Stated problem » Return all lines from the listing below in which the string "COINBASE" occurs.
# start of Dataset rows
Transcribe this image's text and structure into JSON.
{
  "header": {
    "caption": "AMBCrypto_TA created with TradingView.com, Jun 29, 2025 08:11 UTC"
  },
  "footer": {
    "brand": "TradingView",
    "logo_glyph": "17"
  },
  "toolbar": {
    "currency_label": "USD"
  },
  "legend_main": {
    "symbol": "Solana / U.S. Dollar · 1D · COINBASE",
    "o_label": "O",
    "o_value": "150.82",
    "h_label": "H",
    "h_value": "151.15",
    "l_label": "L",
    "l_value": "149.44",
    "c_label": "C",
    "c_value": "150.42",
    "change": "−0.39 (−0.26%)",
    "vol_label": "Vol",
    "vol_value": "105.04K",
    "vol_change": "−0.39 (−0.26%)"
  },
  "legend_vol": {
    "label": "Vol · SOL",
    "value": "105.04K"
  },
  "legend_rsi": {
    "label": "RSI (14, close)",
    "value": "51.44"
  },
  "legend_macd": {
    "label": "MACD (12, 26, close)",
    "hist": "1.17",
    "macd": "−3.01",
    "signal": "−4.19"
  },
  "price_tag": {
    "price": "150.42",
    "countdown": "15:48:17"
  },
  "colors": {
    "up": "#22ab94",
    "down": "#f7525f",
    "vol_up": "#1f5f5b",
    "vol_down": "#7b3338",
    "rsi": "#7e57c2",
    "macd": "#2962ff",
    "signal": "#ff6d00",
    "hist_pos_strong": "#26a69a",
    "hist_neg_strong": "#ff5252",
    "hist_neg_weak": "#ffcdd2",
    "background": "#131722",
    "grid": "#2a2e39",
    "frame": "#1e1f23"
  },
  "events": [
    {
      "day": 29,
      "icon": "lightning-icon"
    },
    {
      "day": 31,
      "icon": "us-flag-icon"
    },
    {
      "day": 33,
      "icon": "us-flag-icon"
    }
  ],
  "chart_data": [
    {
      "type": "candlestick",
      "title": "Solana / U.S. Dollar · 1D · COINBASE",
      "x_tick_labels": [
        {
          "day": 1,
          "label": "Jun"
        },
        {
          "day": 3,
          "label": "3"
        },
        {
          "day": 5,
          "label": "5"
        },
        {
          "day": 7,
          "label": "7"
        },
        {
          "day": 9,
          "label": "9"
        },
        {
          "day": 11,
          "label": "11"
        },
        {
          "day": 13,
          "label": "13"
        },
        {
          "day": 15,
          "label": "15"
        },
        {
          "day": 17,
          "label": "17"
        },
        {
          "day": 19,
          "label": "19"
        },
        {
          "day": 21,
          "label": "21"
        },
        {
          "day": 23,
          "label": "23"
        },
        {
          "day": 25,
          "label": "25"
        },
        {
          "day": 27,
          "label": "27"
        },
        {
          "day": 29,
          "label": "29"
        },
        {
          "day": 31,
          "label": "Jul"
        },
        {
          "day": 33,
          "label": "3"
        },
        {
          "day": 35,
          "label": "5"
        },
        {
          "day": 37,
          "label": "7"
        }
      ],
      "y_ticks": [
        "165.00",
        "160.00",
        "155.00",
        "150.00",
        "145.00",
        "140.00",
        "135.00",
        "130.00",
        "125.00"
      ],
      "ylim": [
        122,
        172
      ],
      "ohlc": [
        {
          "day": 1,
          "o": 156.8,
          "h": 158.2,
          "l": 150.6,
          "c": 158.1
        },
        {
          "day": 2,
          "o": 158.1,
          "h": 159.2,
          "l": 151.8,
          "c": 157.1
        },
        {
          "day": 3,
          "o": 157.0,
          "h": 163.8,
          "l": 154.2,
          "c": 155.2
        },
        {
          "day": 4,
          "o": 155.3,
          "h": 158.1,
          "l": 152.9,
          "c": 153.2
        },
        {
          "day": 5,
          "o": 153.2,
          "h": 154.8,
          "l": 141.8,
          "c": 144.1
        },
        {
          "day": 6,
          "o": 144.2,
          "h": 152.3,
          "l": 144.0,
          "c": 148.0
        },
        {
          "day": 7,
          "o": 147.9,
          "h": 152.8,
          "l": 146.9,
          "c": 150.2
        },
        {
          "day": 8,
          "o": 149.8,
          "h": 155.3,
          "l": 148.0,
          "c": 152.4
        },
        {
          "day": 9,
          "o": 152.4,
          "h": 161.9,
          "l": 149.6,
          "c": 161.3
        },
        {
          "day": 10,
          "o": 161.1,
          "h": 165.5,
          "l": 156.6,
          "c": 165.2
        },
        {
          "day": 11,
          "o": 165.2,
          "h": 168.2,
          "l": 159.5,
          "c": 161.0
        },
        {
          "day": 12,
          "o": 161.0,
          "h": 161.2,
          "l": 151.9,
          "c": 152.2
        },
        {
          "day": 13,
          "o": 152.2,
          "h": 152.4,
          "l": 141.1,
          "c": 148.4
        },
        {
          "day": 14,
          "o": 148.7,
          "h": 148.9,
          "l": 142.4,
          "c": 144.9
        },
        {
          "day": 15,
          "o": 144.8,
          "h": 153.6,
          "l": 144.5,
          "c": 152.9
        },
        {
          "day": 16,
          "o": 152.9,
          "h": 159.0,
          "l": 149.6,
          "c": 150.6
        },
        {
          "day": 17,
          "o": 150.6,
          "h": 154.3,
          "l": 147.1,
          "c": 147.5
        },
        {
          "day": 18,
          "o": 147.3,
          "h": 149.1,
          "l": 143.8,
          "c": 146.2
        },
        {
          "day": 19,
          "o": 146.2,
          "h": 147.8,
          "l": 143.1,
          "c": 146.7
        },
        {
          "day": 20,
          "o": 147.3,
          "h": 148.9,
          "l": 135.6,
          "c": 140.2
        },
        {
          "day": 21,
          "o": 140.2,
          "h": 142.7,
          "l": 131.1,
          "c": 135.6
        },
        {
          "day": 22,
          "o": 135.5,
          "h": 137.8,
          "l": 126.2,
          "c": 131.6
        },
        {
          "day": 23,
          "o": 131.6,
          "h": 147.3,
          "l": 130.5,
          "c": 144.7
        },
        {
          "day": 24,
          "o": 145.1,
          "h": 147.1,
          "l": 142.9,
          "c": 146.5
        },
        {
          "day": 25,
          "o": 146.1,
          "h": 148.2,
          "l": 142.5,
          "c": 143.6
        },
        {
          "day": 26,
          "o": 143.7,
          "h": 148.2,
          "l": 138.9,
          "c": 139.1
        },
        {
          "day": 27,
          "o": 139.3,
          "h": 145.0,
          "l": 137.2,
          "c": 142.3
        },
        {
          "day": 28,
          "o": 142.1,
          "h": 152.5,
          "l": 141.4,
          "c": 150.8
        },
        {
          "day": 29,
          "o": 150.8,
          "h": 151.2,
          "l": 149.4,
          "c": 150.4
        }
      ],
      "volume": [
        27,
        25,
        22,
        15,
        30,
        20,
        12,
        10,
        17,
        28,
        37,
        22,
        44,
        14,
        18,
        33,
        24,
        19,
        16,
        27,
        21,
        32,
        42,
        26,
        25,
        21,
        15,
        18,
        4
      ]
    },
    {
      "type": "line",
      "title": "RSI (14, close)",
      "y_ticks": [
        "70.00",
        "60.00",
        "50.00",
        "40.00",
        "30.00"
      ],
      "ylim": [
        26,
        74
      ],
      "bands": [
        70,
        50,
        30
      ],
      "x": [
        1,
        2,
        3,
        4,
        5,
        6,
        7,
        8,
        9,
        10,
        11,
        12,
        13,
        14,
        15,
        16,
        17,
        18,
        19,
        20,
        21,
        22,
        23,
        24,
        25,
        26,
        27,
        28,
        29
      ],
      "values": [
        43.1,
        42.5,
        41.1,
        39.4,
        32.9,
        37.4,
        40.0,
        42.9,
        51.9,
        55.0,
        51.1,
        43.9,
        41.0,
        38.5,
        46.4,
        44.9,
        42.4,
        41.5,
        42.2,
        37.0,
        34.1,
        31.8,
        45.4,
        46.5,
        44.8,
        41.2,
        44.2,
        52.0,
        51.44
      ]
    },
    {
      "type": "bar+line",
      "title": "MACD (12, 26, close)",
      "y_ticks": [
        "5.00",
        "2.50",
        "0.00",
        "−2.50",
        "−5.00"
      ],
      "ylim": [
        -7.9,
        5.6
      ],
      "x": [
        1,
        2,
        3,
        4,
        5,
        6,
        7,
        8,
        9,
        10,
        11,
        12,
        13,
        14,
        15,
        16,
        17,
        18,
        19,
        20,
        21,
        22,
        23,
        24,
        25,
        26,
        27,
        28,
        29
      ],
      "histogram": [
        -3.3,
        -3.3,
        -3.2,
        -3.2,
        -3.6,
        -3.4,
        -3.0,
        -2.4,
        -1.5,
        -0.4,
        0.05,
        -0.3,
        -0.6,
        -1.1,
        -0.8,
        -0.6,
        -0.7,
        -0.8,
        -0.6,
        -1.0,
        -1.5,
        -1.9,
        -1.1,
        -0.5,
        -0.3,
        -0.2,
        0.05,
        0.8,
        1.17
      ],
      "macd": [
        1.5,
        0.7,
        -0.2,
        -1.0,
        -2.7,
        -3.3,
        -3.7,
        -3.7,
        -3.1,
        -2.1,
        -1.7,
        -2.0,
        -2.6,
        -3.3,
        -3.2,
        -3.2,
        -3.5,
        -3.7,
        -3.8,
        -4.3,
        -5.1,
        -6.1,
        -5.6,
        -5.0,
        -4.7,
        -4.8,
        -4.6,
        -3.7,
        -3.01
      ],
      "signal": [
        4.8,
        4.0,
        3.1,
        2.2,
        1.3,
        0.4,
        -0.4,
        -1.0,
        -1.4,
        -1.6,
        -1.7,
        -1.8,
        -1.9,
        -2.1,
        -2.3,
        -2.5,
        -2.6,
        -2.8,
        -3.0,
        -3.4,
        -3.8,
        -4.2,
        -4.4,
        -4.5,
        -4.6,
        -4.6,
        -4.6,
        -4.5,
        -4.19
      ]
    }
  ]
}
# end of Dataset rows
Written reply »
    "symbol": "Solana / U.S. Dollar · 1D · COINBASE",
      "title": "Solana / U.S. Dollar · 1D · COINBASE",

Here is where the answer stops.